• _Stored data_
══════════
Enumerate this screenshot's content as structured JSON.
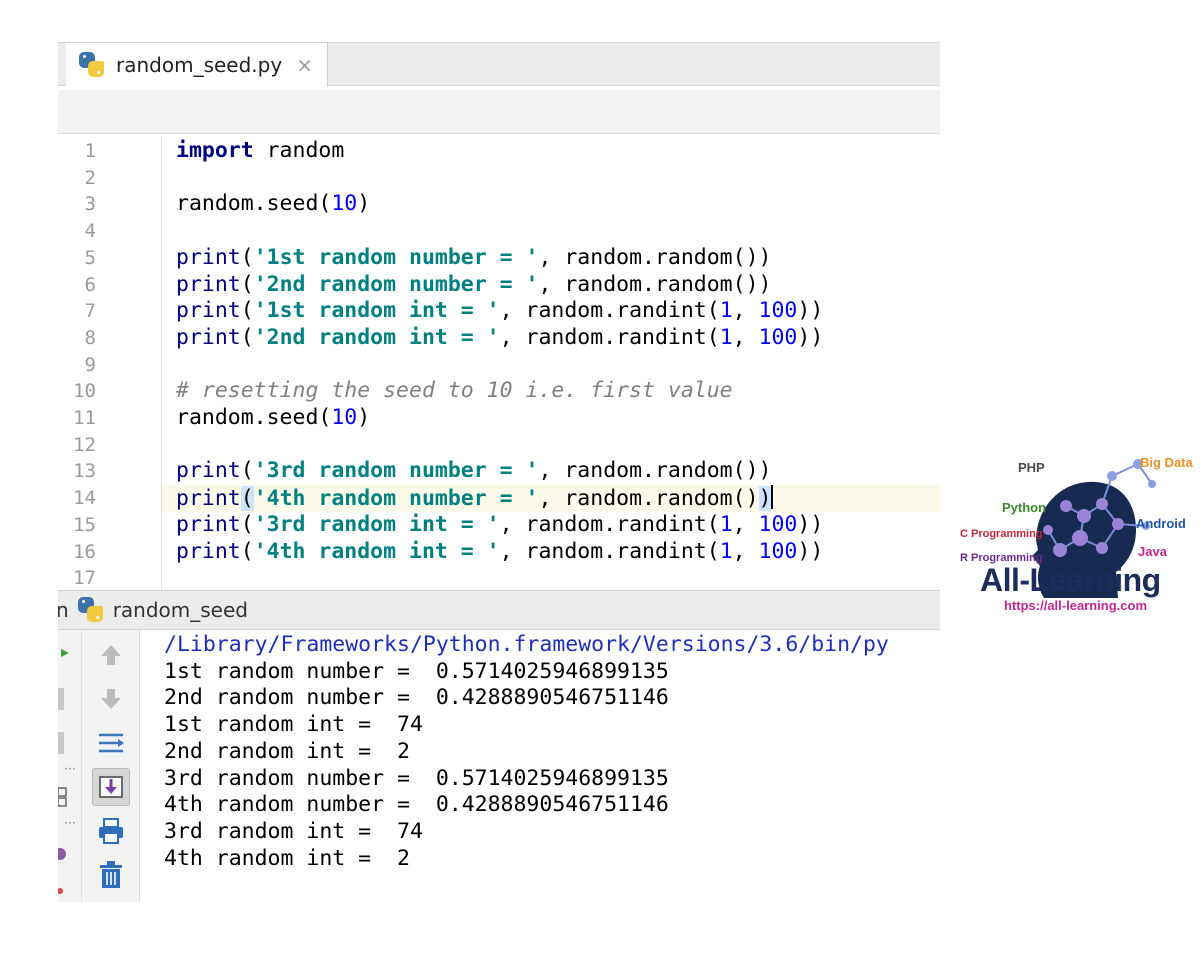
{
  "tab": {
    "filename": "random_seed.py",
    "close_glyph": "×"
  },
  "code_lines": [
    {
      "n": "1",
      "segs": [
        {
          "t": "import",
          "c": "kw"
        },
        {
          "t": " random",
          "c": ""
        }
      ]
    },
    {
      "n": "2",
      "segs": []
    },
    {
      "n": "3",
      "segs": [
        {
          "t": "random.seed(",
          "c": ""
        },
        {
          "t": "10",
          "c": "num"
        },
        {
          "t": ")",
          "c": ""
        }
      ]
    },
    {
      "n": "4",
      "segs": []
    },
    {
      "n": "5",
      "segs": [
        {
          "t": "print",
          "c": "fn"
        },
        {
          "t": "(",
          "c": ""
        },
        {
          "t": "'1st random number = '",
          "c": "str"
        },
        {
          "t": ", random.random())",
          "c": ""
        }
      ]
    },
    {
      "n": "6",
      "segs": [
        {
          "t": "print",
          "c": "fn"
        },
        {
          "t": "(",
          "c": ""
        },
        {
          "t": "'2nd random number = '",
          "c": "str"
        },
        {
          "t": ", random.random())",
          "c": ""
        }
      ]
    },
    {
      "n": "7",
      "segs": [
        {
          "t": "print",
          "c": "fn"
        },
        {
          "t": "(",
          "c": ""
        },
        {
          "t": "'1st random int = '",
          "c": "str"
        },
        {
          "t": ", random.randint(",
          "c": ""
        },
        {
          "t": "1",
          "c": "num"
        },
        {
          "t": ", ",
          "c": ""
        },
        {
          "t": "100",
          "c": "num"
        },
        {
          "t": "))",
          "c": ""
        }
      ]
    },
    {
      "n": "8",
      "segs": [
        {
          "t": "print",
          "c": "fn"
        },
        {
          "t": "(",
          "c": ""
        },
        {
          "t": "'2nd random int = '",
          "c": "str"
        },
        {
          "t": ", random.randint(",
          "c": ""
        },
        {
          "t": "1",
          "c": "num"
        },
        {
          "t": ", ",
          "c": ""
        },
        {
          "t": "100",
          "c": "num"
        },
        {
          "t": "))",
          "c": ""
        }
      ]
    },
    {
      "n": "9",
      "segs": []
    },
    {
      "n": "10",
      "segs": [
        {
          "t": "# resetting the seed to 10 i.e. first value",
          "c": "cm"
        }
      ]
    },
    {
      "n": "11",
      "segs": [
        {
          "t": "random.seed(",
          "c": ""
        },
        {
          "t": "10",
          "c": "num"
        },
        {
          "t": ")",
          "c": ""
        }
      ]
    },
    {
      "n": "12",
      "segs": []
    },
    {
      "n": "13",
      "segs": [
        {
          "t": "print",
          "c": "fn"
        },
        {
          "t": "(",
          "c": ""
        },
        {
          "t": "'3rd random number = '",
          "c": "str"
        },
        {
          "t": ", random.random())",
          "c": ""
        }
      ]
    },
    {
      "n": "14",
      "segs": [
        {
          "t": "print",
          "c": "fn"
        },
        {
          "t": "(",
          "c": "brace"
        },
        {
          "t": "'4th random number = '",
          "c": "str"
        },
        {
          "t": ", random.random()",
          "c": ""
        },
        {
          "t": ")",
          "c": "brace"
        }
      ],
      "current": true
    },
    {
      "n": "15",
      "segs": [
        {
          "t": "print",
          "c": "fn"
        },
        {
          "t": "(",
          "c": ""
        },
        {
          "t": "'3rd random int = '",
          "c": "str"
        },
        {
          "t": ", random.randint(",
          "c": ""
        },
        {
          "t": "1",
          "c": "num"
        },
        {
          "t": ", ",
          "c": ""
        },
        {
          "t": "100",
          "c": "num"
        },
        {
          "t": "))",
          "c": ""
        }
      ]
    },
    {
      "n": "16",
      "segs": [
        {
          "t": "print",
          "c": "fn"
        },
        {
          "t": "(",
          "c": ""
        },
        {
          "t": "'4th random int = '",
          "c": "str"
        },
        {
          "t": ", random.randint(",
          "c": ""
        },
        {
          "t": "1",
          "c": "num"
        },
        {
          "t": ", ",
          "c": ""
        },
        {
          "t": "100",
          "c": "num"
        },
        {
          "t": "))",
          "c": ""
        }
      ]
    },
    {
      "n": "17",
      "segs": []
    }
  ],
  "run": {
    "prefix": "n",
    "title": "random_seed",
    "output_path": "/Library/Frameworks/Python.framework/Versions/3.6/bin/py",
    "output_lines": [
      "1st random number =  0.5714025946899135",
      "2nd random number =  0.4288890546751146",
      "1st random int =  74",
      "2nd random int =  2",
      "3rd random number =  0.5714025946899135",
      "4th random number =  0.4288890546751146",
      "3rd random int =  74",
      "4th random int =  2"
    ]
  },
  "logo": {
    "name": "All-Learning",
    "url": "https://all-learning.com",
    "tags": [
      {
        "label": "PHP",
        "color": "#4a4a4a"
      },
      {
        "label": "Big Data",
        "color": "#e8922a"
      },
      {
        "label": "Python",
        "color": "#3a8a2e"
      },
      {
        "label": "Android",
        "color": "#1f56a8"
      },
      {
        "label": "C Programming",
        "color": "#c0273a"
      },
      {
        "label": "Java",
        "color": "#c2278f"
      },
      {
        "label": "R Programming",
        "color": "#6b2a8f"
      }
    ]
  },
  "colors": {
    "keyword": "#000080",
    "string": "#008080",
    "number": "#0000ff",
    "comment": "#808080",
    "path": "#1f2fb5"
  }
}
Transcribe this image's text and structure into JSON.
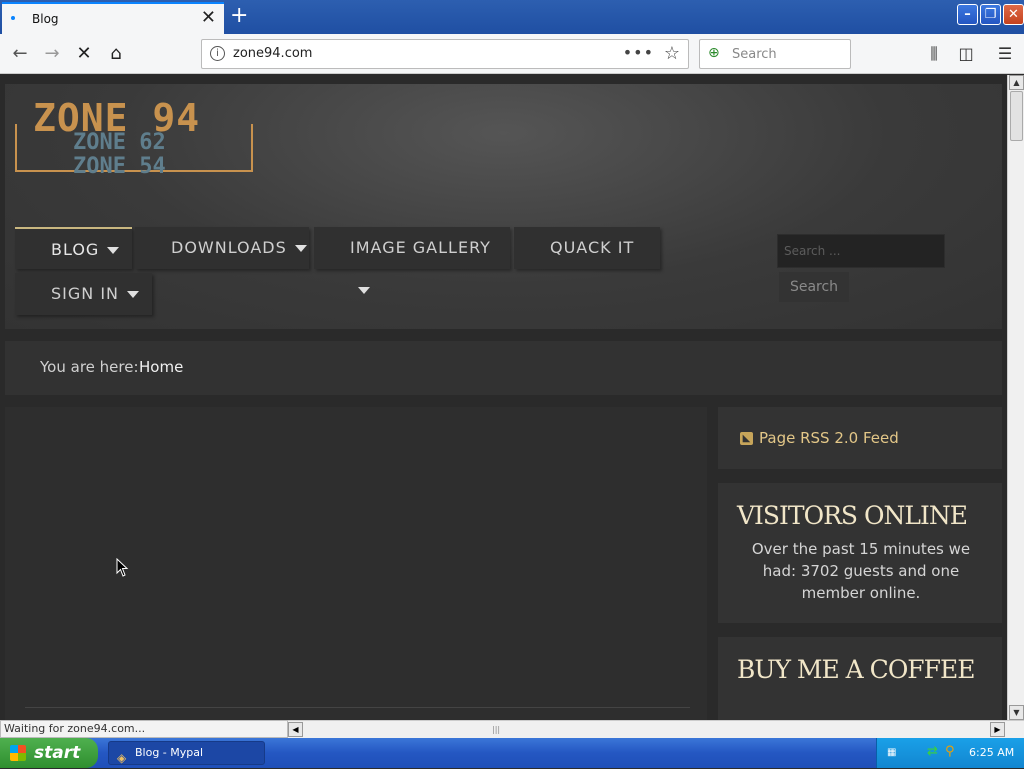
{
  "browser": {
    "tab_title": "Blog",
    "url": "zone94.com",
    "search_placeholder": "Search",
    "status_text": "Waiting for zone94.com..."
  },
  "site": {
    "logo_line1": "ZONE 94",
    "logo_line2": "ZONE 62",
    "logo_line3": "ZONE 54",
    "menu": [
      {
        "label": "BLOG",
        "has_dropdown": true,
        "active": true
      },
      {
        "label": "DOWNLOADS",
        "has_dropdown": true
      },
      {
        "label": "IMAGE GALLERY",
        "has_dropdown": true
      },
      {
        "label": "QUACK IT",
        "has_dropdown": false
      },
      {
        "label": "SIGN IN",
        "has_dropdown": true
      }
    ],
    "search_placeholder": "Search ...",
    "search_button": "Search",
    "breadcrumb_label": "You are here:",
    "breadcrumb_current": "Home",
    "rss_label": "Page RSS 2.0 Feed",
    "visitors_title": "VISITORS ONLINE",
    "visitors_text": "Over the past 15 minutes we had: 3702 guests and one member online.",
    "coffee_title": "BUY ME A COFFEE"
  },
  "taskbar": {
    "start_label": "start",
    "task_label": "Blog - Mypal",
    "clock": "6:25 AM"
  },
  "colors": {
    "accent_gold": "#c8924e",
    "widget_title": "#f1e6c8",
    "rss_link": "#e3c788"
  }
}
══════════
• _Objective_
Output the data above without changes, apart from leaving out the pictures.

• _Answer to this problem_
Enumerate this screenshot's content as structured JSON.
{
  "tab": {
    "filename": "random_seed.py",
    "close_glyph": "×"
  },
  "code_lines": [
    {
      "n": "1",
      "segs": [
        {
          "t": "import",
          "c": "kw"
        },
        {
          "t": " random",
          "c": ""
        }
      ]
    },
    {
      "n": "2",
      "segs": []
    },
    {
      "n": "3",
      "segs": [
        {
          "t": "random.seed(",
          "c": ""
        },
        {
          "t": "10",
          "c": "num"
        },
        {
          "t": ")",
          "c": ""
        }
      ]
    },
    {
      "n": "4",
      "segs": []
    },
    {
      "n": "5",
      "segs": [
        {
          "t": "print",
          "c": "fn"
        },
        {
          "t": "(",
          "c": ""
        },
        {
          "t": "'1st random number = '",
          "c": "str"
        },
        {
          "t": ", random.random())",
          "c": ""
        }
      ]
    },
    {
      "n": "6",
      "segs": [
        {
          "t": "print",
          "c": "fn"
        },
        {
          "t": "(",
          "c": ""
        },
        {
          "t": "'2nd random number = '",
          "c": "str"
        },
        {
          "t": ", random.random())",
          "c": ""
        }
      ]
    },
    {
      "n": "7",
      "segs": [
        {
          "t": "print",
          "c": "fn"
        },
        {
          "t": "(",
          "c": ""
        },
        {
          "t": "'1st random int = '",
          "c": "str"
        },
        {
          "t": ", random.randint(",
          "c": ""
        },
        {
          "t": "1",
          "c": "num"
        },
        {
          "t": ", ",
          "c": ""
        },
        {
          "t": "100",
          "c": "num"
        },
        {
          "t": "))",
          "c": ""
        }
      ]
    },
    {
      "n": "8",
      "segs": [
        {
          "t": "print",
          "c": "fn"
        },
        {
          "t": "(",
          "c": ""
        },
        {
          "t": "'2nd random int = '",
          "c": "str"
        },
        {
          "t": ", random.randint(",
          "c": ""
        },
        {
          "t": "1",
          "c": "num"
        },
        {
          "t": ", ",
          "c": ""
        },
        {
          "t": "100",
          "c": "num"
        },
        {
          "t": "))",
          "c": ""
        }
      ]
    },
    {
      "n": "9",
      "segs": []
    },
    {
      "n": "10",
      "segs": [
        {
          "t": "# resetting the seed to 10 i.e. first value",
          "c": "cm"
        }
      ]
    },
    {
      "n": "11",
      "segs": [
        {
          "t": "random.seed(",
          "c": ""
        },
        {
          "t": "10",
          "c": "num"
        },
        {
          "t": ")",
          "c": ""
        }
      ]
    },
    {
      "n": "12",
      "segs": []
    },
    {
      "n": "13",
      "segs": [
        {
          "t": "print",
          "c": "fn"
        },
        {
          "t": "(",
          "c": ""
        },
        {
          "t": "'3rd random number = '",
          "c": "str"
        },
        {
          "t": ", random.random())",
          "c": ""
        }
      ]
    },
    {
      "n": "14",
      "segs": [
        {
          "t": "print",
          "c": "fn"
        },
        {
          "t": "(",
          "c": "brace"
        },
        {
          "t": "'4th random number = '",
          "c": "str"
        },
        {
          "t": ", random.random()",
          "c": ""
        },
        {
          "t": ")",
          "c": "brace"
        }
      ],
      "current": true
    },
    {
      "n": "15",
      "segs": [
        {
          "t": "print",
          "c": "fn"
        },
        {
          "t": "(",
          "c": ""
        },
        {
          "t": "'3rd random int = '",
          "c": "str"
        },
        {
          "t": ", random.randint(",
          "c": ""
        },
        {
          "t": "1",
          "c": "num"
        },
        {
          "t": ", ",
          "c": ""
        },
        {
          "t": "100",
          "c": "num"
        },
        {
          "t": "))",
          "c": ""
        }
      ]
    },
    {
      "n": "16",
      "segs": [
        {
          "t": "print",
          "c": "fn"
        },
        {
          "t": "(",
          "c": ""
        },
        {
          "t": "'4th random int = '",
          "c": "str"
        },
        {
          "t": ", random.randint(",
          "c": ""
        },
        {
          "t": "1",
          "c": "num"
        },
        {
          "t": ", ",
          "c": ""
        },
        {
          "t": "100",
          "c": "num"
        },
        {
          "t": "))",
          "c": ""
        }
      ]
    },
    {
      "n": "17",
      "segs": []
    }
  ],
  "run": {
    "prefix": "n",
    "title": "random_seed",
    "output_path": "/Library/Frameworks/Python.framework/Versions/3.6/bin/py",
    "output_lines": [
      "1st random number =  0.5714025946899135",
      "2nd random number =  0.4288890546751146",
      "1st random int =  74",
      "2nd random int =  2",
      "3rd random number =  0.5714025946899135",
      "4th random number =  0.4288890546751146",
      "3rd random int =  74",
      "4th random int =  2"
    ]
  },
  "logo": {
    "name": "All-Learning",
    "url": "https://all-learning.com",
    "tags": [
      {
        "label": "PHP",
        "color": "#4a4a4a"
      },
      {
        "label": "Big Data",
        "color": "#e8922a"
      },
      {
        "label": "Python",
        "color": "#3a8a2e"
      },
      {
        "label": "Android",
        "color": "#1f56a8"
      },
      {
        "label": "C Programming",
        "color": "#c0273a"
      },
      {
        "label": "Java",
        "color": "#c2278f"
      },
      {
        "label": "R Programming",
        "color": "#6b2a8f"
      }
    ]
  },
  "colors": {
    "keyword": "#000080",
    "string": "#008080",
    "number": "#0000ff",
    "comment": "#808080",
    "path": "#1f2fb5"
  }
}
Transcribe this image's text and structure into JSON.
{
  "browser": {
    "tab_title": "Blog",
    "url": "zone94.com",
    "search_placeholder": "Search",
    "status_text": "Waiting for zone94.com..."
  },
  "site": {
    "logo_line1": "ZONE 94",
    "logo_line2": "ZONE 62",
    "logo_line3": "ZONE 54",
    "menu": [
      {
        "label": "BLOG",
        "has_dropdown": true,
        "active": true
      },
      {
        "label": "DOWNLOADS",
        "has_dropdown": true
      },
      {
        "label": "IMAGE GALLERY",
        "has_dropdown": true
      },
      {
        "label": "QUACK IT",
        "has_dropdown": false
      },
      {
        "label": "SIGN IN",
        "has_dropdown": true
      }
    ],
    "search_placeholder": "Search ...",
    "search_button": "Search",
    "breadcrumb_label": "You are here:",
    "breadcrumb_current": "Home",
    "rss_label": "Page RSS 2.0 Feed",
    "visitors_title": "VISITORS ONLINE",
    "visitors_text": "Over the past 15 minutes we had: 3702 guests and one member online.",
    "coffee_title": "BUY ME A COFFEE"
  },
  "taskbar": {
    "start_label": "start",
    "task_label": "Blog - Mypal",
    "clock": "6:25 AM"
  },
  "colors": {
    "accent_gold": "#c8924e",
    "widget_title": "#f1e6c8",
    "rss_link": "#e3c788"
  }
}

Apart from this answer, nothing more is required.